— BEGIN The input —
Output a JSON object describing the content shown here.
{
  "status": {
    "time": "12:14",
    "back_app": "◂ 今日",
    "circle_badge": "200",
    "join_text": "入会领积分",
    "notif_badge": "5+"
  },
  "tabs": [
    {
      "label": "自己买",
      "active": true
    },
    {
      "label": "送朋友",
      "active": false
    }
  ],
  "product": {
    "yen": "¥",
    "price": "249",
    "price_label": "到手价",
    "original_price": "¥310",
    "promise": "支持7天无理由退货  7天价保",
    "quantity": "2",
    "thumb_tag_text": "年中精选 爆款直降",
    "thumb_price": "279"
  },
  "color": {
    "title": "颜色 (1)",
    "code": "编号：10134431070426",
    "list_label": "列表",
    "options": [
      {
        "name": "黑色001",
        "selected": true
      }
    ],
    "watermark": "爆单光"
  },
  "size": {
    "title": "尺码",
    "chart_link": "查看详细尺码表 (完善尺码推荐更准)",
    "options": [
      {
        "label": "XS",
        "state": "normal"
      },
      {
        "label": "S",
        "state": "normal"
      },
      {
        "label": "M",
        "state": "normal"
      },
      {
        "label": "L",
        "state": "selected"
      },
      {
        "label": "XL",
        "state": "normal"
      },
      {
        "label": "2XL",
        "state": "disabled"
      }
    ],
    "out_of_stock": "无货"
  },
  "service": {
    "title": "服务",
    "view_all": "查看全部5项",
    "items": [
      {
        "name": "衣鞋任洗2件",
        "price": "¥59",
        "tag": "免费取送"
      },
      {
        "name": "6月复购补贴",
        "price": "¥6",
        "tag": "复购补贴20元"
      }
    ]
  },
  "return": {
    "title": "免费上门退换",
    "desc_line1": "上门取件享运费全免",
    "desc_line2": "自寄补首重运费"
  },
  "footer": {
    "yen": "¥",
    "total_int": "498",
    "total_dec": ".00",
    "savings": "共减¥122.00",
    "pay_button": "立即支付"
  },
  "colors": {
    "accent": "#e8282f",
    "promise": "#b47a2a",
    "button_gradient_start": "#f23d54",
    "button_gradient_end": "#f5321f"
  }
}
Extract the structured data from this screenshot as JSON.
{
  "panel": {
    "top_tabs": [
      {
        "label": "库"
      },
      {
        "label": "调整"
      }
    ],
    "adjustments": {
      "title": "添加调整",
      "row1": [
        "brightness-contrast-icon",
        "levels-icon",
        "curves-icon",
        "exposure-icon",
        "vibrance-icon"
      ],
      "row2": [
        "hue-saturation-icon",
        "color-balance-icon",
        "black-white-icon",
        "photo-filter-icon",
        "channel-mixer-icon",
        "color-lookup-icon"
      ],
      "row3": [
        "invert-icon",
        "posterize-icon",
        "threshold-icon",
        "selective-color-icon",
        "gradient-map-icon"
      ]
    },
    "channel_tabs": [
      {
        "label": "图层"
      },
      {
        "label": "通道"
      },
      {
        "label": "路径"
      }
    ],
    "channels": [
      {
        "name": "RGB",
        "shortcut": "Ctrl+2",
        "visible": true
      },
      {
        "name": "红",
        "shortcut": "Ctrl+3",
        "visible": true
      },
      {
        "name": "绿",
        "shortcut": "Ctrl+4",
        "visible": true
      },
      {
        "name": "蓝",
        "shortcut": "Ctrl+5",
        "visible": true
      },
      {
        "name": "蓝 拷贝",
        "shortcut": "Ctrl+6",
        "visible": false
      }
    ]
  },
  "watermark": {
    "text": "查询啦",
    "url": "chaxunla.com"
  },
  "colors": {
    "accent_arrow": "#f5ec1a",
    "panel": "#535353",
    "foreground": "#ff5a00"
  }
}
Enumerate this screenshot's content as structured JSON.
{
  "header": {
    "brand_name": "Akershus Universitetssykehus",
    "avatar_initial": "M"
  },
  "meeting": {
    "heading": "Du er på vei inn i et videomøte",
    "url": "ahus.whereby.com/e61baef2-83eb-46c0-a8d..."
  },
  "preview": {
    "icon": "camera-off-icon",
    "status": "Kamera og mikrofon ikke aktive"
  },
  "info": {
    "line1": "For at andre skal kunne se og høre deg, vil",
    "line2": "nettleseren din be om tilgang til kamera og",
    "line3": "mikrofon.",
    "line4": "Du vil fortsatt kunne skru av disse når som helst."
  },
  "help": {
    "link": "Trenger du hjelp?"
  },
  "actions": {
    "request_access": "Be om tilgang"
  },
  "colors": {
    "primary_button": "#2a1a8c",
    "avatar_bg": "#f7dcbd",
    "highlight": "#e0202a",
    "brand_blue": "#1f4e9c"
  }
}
— END The input —
**Exercise description:** Reproduce all data above, unchanged.

**In response:**
Output a JSON object describing the content shown here.
{
  "status": {
    "time": "12:14",
    "back_app": "◂ 今日",
    "circle_badge": "200",
    "join_text": "入会领积分",
    "notif_badge": "5+"
  },
  "tabs": [
    {
      "label": "自己买",
      "active": true
    },
    {
      "label": "送朋友",
      "active": false
    }
  ],
  "product": {
    "yen": "¥",
    "price": "249",
    "price_label": "到手价",
    "original_price": "¥310",
    "promise": "支持7天无理由退货  7天价保",
    "quantity": "2",
    "thumb_tag_text": "年中精选 爆款直降",
    "thumb_price": "279"
  },
  "color": {
    "title": "颜色 (1)",
    "code": "编号：10134431070426",
    "list_label": "列表",
    "options": [
      {
        "name": "黑色001",
        "selected": true
      }
    ],
    "watermark": "爆单光"
  },
  "size": {
    "title": "尺码",
    "chart_link": "查看详细尺码表 (完善尺码推荐更准)",
    "options": [
      {
        "label": "XS",
        "state": "normal"
      },
      {
        "label": "S",
        "state": "normal"
      },
      {
        "label": "M",
        "state": "normal"
      },
      {
        "label": "L",
        "state": "selected"
      },
      {
        "label": "XL",
        "state": "normal"
      },
      {
        "label": "2XL",
        "state": "disabled"
      }
    ],
    "out_of_stock": "无货"
  },
  "service": {
    "title": "服务",
    "view_all": "查看全部5项",
    "items": [
      {
        "name": "衣鞋任洗2件",
        "price": "¥59",
        "tag": "免费取送"
      },
      {
        "name": "6月复购补贴",
        "price": "¥6",
        "tag": "复购补贴20元"
      }
    ]
  },
  "return": {
    "title": "免费上门退换",
    "desc_line1": "上门取件享运费全免",
    "desc_line2": "自寄补首重运费"
  },
  "footer": {
    "yen": "¥",
    "total_int": "498",
    "total_dec": ".00",
    "savings": "共减¥122.00",
    "pay_button": "立即支付"
  },
  "colors": {
    "accent": "#e8282f",
    "promise": "#b47a2a",
    "button_gradient_start": "#f23d54",
    "button_gradient_end": "#f5321f"
  }
}
Extract the structured data from this screenshot as JSON.
{
  "panel": {
    "top_tabs": [
      {
        "label": "库"
      },
      {
        "label": "调整"
      }
    ],
    "adjustments": {
      "title": "添加调整",
      "row1": [
        "brightness-contrast-icon",
        "levels-icon",
        "curves-icon",
        "exposure-icon",
        "vibrance-icon"
      ],
      "row2": [
        "hue-saturation-icon",
        "color-balance-icon",
        "black-white-icon",
        "photo-filter-icon",
        "channel-mixer-icon",
        "color-lookup-icon"
      ],
      "row3": [
        "invert-icon",
        "posterize-icon",
        "threshold-icon",
        "selective-color-icon",
        "gradient-map-icon"
      ]
    },
    "channel_tabs": [
      {
        "label": "图层"
      },
      {
        "label": "通道"
      },
      {
        "label": "路径"
      }
    ],
    "channels": [
      {
        "name": "RGB",
        "shortcut": "Ctrl+2",
        "visible": true
      },
      {
        "name": "红",
        "shortcut": "Ctrl+3",
        "visible": true
      },
      {
        "name": "绿",
        "shortcut": "Ctrl+4",
        "visible": true
      },
      {
        "name": "蓝",
        "shortcut": "Ctrl+5",
        "visible": true
      },
      {
        "name": "蓝 拷贝",
        "shortcut": "Ctrl+6",
        "visible": false
      }
    ]
  },
  "watermark": {
    "text": "查询啦",
    "url": "chaxunla.com"
  },
  "colors": {
    "accent_arrow": "#f5ec1a",
    "panel": "#535353",
    "foreground": "#ff5a00"
  }
}
Enumerate this screenshot's content as structured JSON.
{
  "header": {
    "brand_name": "Akershus Universitetssykehus",
    "avatar_initial": "M"
  },
  "meeting": {
    "heading": "Du er på vei inn i et videomøte",
    "url": "ahus.whereby.com/e61baef2-83eb-46c0-a8d..."
  },
  "preview": {
    "icon": "camera-off-icon",
    "status": "Kamera og mikrofon ikke aktive"
  },
  "info": {
    "line1": "For at andre skal kunne se og høre deg, vil",
    "line2": "nettleseren din be om tilgang til kamera og",
    "line3": "mikrofon.",
    "line4": "Du vil fortsatt kunne skru av disse når som helst."
  },
  "help": {
    "link": "Trenger du hjelp?"
  },
  "actions": {
    "request_access": "Be om tilgang"
  },
  "colors": {
    "primary_button": "#2a1a8c",
    "avatar_bg": "#f7dcbd",
    "highlight": "#e0202a",
    "brand_blue": "#1f4e9c"
  }
}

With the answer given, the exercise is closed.